═════ Input rows
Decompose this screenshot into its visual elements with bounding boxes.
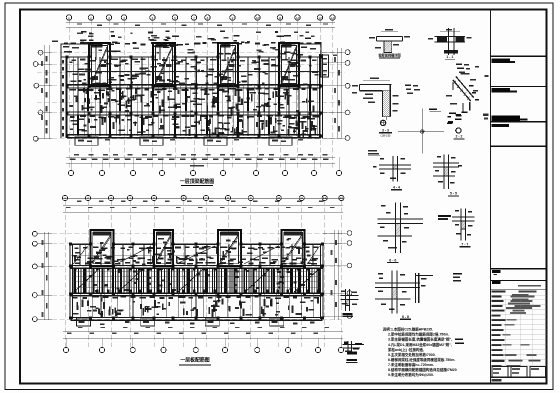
svg-text:11: 11 — [300, 196, 303, 200]
bottom plan: upper band mid line — [71, 255, 322, 257]
title block: left vertical line — [490, 10, 492, 384]
detail D circle mark — [456, 128, 461, 133]
top plan: scattered text lower band — [305, 128, 308, 130]
bottom-left mini detail caption — [346, 359, 357, 361]
svg-text:1 - 1: 1 - 1 — [446, 55, 453, 59]
left small detail caption — [343, 313, 353, 315]
svg-text:12: 12 — [296, 16, 300, 20]
margin text marks left of title block — [485, 75, 489, 77]
bottom plan: main horizontal beams (double lines) — [70, 264, 322, 266]
top plan: left vertical dimension lines — [43, 45, 45, 139]
svg-text:2.梁中拉筋间距均为箍筋间距2倍,750m.: 2.梁中拉筋间距均为箍筋间距2倍,750m. — [388, 332, 449, 337]
crosshair register mark — [398, 130, 444, 132]
top plan: stair shaft boxes with stairs — [89, 43, 110, 86]
detail E: column section 4-4 — [379, 164, 411, 166]
top plan: right vertical dimension lines — [336, 48, 338, 138]
bottom plan: upper band label rows — [74, 247, 78, 249]
top plan: thin partition lines — [72, 113, 74, 136]
bottom plan: middle band thin rebar lines — [72, 268, 74, 293]
detail I: wall junction 8-8 — [391, 271, 393, 314]
top plan: left end protrusion — [61, 44, 91, 57]
top plan: right axis bubbles — [345, 50, 350, 55]
top plan: top axis bubbles — [66, 15, 71, 20]
detail D dense text cluster — [448, 116, 451, 118]
svg-text:9.未注明分布筋均为Φ6@200.: 9.未注明分布筋均为Φ6@200. — [388, 372, 434, 377]
svg-text:5 - 5: 5 - 5 — [450, 192, 457, 196]
title block: header label bars of form — [512, 294, 529, 296]
detail D: sloped roof member — [456, 77, 474, 98]
top plan: right end protrusion — [299, 44, 321, 57]
bottom plan: column nodes — [69, 243, 72, 246]
bottom plan: body outline (double) — [69, 244, 71, 319]
bottom plan: top axis line through bubbles — [63, 197, 344, 199]
top plan: body outline walls (double) — [60, 57, 62, 138]
top plan: upper band thin partitions — [72, 57, 74, 86]
title block: section divider lines — [491, 55, 547, 57]
svg-text:(1B-1B): (1B-1B) — [381, 134, 391, 138]
top plan: corridor line in upper band — [67, 71, 321, 73]
small mark cluster between details C and D — [405, 85, 411, 87]
svg-text:14: 14 — [331, 16, 335, 20]
bottom plan: upper band walls — [100, 244, 102, 266]
top plan: text labels above body — [85, 42, 90, 44]
svg-text:5.主次梁相交处附加吊筋/7000.: 5.主次梁相交处附加吊筋/7000. — [388, 352, 436, 357]
svg-text:13: 13 — [340, 196, 344, 200]
top plan: column nodes at beam intersections — [66, 56, 69, 59]
svg-text:3.梁主筋锚固长度,抗震锚固长度满足"规",: 3.梁主筋锚固长度,抗震锚固长度满足"规", — [388, 337, 452, 342]
top plan: left wall text marks — [62, 60, 64, 64]
svg-text:坡屋面挑檐详图: 坡屋面挑檐详图 — [378, 53, 400, 58]
top plan: interior vertical walls mid bands (thick) — [77, 86, 79, 136]
title block: form vertical column lines — [505, 299, 507, 365]
bottom plan: left vertical dimension lines — [44, 232, 46, 320]
bottom plan: right vertical dimension lines — [333, 230, 335, 320]
detail C: wall corner section — [360, 84, 392, 86]
svg-text:一层顶梁配筋图: 一层顶梁配筋图 — [180, 178, 214, 185]
bottom plan: upper band label row above hatch — [75, 263, 80, 265]
left small wall detail — [345, 289, 347, 311]
svg-text:10: 10 — [256, 16, 260, 20]
top plan: top dimension lines and numbers — [66, 21, 335, 23]
notes scale mark — [455, 339, 463, 341]
bottom plan: right axis bubbles — [347, 231, 352, 236]
top plan: upper band room walls — [77, 57, 79, 86]
detail A: roof slab tee section — [376, 36, 402, 38]
top plan: bottom axis bubbles — [68, 170, 73, 175]
svg-text:4 - 4: 4 - 4 — [393, 186, 400, 190]
svg-text:8 - 8: 8 - 8 — [402, 315, 409, 319]
svg-text:梁柱axb(上) :拉接构造,: 梁柱axb(上) :拉接构造, — [387, 347, 424, 352]
svg-text:说明:1.本图砼C25,钢筋HPB235.: 说明:1.本图砼C25,钢筋HPB235. — [383, 327, 433, 332]
bottom plan: middle band diagonals — [74, 268, 100, 292]
detail G: wall tee detail 6-6 — [394, 203, 396, 253]
title block: bottom strip — [491, 377, 547, 379]
svg-text:10: 10 — [277, 196, 281, 200]
text 洞口加筋 note — [438, 215, 451, 217]
svg-text:一层板配筋图: 一层板配筋图 — [180, 357, 209, 364]
svg-text:13: 13 — [318, 16, 322, 20]
top plan: top edge beams between stair shafts — [110, 56, 153, 58]
detail C circle mark — [381, 120, 386, 125]
bottom plan: vertical grid lines — [64, 200, 66, 347]
top plan: main horizontal beams (double lines) — [67, 84, 321, 86]
top plan: scattered text upper band — [296, 61, 300, 63]
bottom plan: middle band thick wall verticals — [74, 268, 76, 294]
svg-text:6.楼梯间梁柱,砼强度等级同楼层梁板.750m.: 6.楼梯间梁柱,砼强度等级同楼层梁板.750m. — [388, 357, 455, 362]
bottom plan: middle band end blobs — [74, 268, 77, 271]
top plan: left axis bubbles and horizontal grid lines — [37, 52, 345, 54]
bottom plan: lower band partitions — [79, 294, 81, 318]
top plan: porch boxes below body — [75, 137, 98, 146]
bottom plan: lower band label row — [72, 297, 78, 299]
svg-text:12: 12 — [323, 196, 327, 200]
text labels right of detail B — [456, 64, 462, 66]
title block: bottom stamp boxes — [492, 367, 508, 378]
bottom plan: porch boxes below — [77, 318, 91, 326]
bottom plan: middle band horizontal lines — [72, 270, 321, 272]
title block: bold project name bars — [492, 58, 511, 63]
note text 板厚 right side — [453, 273, 462, 275]
top plan: dimension text row along top edge — [64, 43, 68, 45]
bottom plan: lower band text — [133, 301, 135, 303]
svg-text:2 - 2: 2 - 2 — [455, 135, 462, 139]
svg-text:6 - 6: 6 - 6 — [389, 258, 396, 262]
bottom plan: upper band stair diagonals — [73, 246, 87, 264]
top plan: beam label text rows — [69, 89, 76, 91]
svg-text:7.未注明板面标高h=-720mm.: 7.未注明板面标高h=-720mm. — [388, 362, 434, 367]
bottom plan: upper band text — [73, 255, 77, 257]
bottom plan: lower band vertical text labels — [208, 307, 210, 314]
svg-text:4.凡L梁D1,采用M32坐浆60x锚固M2"规",: 4.凡L梁D1,采用M32坐浆60x锚固M2"规", — [388, 342, 452, 347]
bottom-left mini detail — [347, 341, 349, 353]
bottom plan: middle band dark marks — [236, 276, 239, 278]
bottom plan: marks between porches — [100, 323, 105, 325]
detail H: section 7-7 — [460, 209, 462, 241]
bottom plan: left axis bubbles and horizontal grid lines — [37, 233, 345, 235]
detail B: beam-column joint 1-1 — [448, 28, 450, 55]
svg-text:8.结构平面横向配筋锚固构造详见结施/7M20: 8.结构平面横向配筋锚固构造详见结施/7M20 — [388, 367, 457, 372]
top plan: dark wall strips — [87, 88, 89, 111]
bottom plan: bottom axis bubbles — [63, 347, 68, 352]
top plan: marks between porches — [105, 139, 110, 141]
svg-text:11: 11 — [278, 16, 281, 20]
top plan: bottom dimension lines — [66, 156, 335, 158]
top plan: vertical text labels along walls — [150, 91, 152, 98]
svg-text:3 - 3: 3 - 3 — [382, 129, 389, 133]
label above crosshair right — [429, 109, 437, 111]
svg-text:7 - 7: 7 - 7 — [461, 242, 468, 246]
top plan: scattered text middle band — [296, 110, 299, 112]
bottom plan: top dimension lines — [63, 204, 343, 206]
top plan: right bay — [321, 55, 329, 77]
top plan: unit boundary walls — [130, 57, 132, 136]
bottom plan: bottom dimension lines — [63, 330, 343, 332]
bottom plan: top axis bubbles — [62, 195, 67, 200]
detail F: column section 5-5 — [443, 155, 445, 190]
title block: lower form area — [491, 290, 547, 377]
top plan: vertical grid lines — [68, 20, 70, 168]
bottom plan: stair shaft boxes protruding at top — [91, 230, 114, 266]
bottom plan: upper band vertical text labels — [298, 248, 300, 255]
══════════
Requirements: Set down, character for character, everything in the listing from the line containing "svg-text:11: 11 — [300, 196, 303, 200]" down to the line containing "top plan: thin", including both of those lines.

Result for this task:
svg-text:11: 11 — [300, 196, 303, 200]
bottom plan: upper band mid line — [71, 255, 322, 257]
title block: left vertical line — [490, 10, 492, 384]
detail D circle mark — [456, 128, 461, 133]
top plan: scattered text lower band — [305, 128, 308, 130]
bottom-left mini detail caption — [346, 359, 357, 361]
svg-text:1 - 1: 1 - 1 — [446, 55, 453, 59]
left small detail caption — [343, 313, 353, 315]
svg-text:12: 12 — [296, 16, 300, 20]
margin text marks left of title block — [485, 75, 489, 77]
bottom plan: main horizontal beams (double lines) — [70, 264, 322, 266]
top plan: left vertical dimension lines — [43, 45, 45, 139]
svg-text:2.梁中拉筋间距均为箍筋间距2倍,750m.: 2.梁中拉筋间距均为箍筋间距2倍,750m. — [388, 332, 449, 337]
crosshair register mark — [398, 130, 444, 132]
top plan: stair shaft boxes with stairs — [89, 43, 110, 86]
detail E: column section 4-4 — [379, 164, 411, 166]
top plan: right vertical dimension lines — [336, 48, 338, 138]
bottom plan: upper band label rows — [74, 247, 78, 249]
top plan: thin partition lines — [72, 113, 74, 136]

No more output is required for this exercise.